* **Work to be completed**
Extract each line containing the string "ylabel".

• • •

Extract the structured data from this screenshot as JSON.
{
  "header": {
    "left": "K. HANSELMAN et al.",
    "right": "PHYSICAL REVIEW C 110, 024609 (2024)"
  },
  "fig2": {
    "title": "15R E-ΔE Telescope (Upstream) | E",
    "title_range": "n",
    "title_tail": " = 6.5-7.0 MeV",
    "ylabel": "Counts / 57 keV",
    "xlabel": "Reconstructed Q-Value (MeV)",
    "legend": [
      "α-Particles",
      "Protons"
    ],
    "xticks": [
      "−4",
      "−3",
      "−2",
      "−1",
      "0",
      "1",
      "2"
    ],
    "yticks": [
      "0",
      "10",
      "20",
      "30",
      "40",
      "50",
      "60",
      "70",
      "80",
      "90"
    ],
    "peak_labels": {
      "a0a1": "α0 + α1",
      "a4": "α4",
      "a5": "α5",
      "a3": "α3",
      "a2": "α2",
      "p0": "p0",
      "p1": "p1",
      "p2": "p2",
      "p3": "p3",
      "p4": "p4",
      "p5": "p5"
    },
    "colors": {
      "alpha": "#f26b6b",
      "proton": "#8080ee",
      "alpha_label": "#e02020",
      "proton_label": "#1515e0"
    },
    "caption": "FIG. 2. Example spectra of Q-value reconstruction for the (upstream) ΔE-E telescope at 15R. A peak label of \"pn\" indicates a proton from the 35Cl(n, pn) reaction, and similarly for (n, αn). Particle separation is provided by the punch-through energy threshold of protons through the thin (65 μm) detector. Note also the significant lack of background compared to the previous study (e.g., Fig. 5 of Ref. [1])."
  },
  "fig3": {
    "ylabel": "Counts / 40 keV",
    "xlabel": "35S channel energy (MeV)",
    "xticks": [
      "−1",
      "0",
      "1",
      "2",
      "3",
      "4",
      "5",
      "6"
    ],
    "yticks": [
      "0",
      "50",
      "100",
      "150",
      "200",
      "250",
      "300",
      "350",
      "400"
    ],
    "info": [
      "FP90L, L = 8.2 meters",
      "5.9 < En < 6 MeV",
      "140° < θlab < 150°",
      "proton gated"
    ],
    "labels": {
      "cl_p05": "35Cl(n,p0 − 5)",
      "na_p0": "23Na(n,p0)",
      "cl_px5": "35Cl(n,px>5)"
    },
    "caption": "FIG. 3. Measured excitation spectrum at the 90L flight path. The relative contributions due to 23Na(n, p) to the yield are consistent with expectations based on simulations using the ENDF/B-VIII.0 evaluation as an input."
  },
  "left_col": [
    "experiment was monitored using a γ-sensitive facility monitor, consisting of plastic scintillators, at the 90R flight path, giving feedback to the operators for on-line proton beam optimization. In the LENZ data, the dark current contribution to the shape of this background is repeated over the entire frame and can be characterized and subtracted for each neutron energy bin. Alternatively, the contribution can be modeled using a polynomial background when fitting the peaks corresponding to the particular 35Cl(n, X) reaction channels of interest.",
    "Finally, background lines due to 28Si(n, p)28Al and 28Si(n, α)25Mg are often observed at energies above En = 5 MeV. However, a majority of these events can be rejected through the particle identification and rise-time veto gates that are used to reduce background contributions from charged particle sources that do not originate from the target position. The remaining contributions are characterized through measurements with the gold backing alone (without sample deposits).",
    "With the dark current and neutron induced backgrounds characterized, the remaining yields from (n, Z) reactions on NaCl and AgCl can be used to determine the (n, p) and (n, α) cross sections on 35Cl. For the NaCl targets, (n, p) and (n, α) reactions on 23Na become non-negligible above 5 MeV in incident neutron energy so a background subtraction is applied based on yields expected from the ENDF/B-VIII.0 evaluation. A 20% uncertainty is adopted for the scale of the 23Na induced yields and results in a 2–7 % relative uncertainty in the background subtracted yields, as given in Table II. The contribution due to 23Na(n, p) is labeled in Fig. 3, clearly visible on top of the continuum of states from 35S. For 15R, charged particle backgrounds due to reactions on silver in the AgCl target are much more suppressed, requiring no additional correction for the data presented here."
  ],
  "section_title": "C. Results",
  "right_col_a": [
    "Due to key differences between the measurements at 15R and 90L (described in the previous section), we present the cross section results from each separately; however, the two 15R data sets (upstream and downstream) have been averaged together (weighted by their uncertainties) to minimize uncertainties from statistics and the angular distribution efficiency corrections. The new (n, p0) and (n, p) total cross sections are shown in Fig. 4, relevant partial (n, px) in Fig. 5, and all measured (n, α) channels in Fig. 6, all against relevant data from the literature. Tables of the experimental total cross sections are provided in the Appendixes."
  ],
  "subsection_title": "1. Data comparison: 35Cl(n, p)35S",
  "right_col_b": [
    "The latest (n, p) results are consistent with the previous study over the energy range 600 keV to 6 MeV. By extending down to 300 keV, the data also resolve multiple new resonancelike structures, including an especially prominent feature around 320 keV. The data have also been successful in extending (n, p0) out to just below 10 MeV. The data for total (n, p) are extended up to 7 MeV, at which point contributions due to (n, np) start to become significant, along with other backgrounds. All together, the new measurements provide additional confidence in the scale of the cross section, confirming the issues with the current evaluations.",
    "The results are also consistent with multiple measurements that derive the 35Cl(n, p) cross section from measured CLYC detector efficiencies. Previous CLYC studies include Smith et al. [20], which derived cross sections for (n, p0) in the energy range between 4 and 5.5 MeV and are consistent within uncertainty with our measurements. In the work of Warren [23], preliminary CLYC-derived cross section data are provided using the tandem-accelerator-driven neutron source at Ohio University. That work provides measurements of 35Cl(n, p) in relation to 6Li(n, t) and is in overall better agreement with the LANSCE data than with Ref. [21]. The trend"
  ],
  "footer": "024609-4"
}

• • •

* **Answer to the problem**
    "ylabel": "Counts / 57 keV",
    "ylabel": "Counts / 40 keV",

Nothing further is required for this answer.